--- begin Data for the task ---

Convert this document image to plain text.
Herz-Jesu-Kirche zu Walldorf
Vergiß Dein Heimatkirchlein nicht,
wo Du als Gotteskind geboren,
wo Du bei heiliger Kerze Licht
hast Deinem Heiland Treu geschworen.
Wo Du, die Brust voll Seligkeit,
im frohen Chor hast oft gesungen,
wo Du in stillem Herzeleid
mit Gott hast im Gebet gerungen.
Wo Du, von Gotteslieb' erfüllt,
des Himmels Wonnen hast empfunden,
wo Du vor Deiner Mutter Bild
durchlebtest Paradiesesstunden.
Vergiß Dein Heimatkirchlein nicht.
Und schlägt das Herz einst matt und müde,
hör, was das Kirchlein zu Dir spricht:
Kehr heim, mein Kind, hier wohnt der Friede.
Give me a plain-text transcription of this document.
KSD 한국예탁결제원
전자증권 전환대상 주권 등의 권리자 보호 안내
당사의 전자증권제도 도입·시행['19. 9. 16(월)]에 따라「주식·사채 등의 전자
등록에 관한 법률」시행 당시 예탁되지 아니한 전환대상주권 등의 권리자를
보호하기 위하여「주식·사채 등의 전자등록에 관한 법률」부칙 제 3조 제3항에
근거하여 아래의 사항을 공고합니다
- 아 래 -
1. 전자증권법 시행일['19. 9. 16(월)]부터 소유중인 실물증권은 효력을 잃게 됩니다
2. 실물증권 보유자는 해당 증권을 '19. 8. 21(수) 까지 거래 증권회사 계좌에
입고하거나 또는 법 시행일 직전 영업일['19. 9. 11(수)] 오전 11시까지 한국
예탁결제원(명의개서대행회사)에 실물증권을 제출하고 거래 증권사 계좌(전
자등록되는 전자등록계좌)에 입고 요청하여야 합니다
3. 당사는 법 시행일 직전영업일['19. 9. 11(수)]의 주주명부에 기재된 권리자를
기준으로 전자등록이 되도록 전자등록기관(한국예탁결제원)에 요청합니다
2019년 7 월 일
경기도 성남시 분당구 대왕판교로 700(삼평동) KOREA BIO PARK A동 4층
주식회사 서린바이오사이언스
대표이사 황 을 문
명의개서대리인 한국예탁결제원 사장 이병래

--- end Data for the task ---

[Task description] Find every line of the data that holds the string "hast", then say how many there are and nothing else.

[Answer to this problem] 4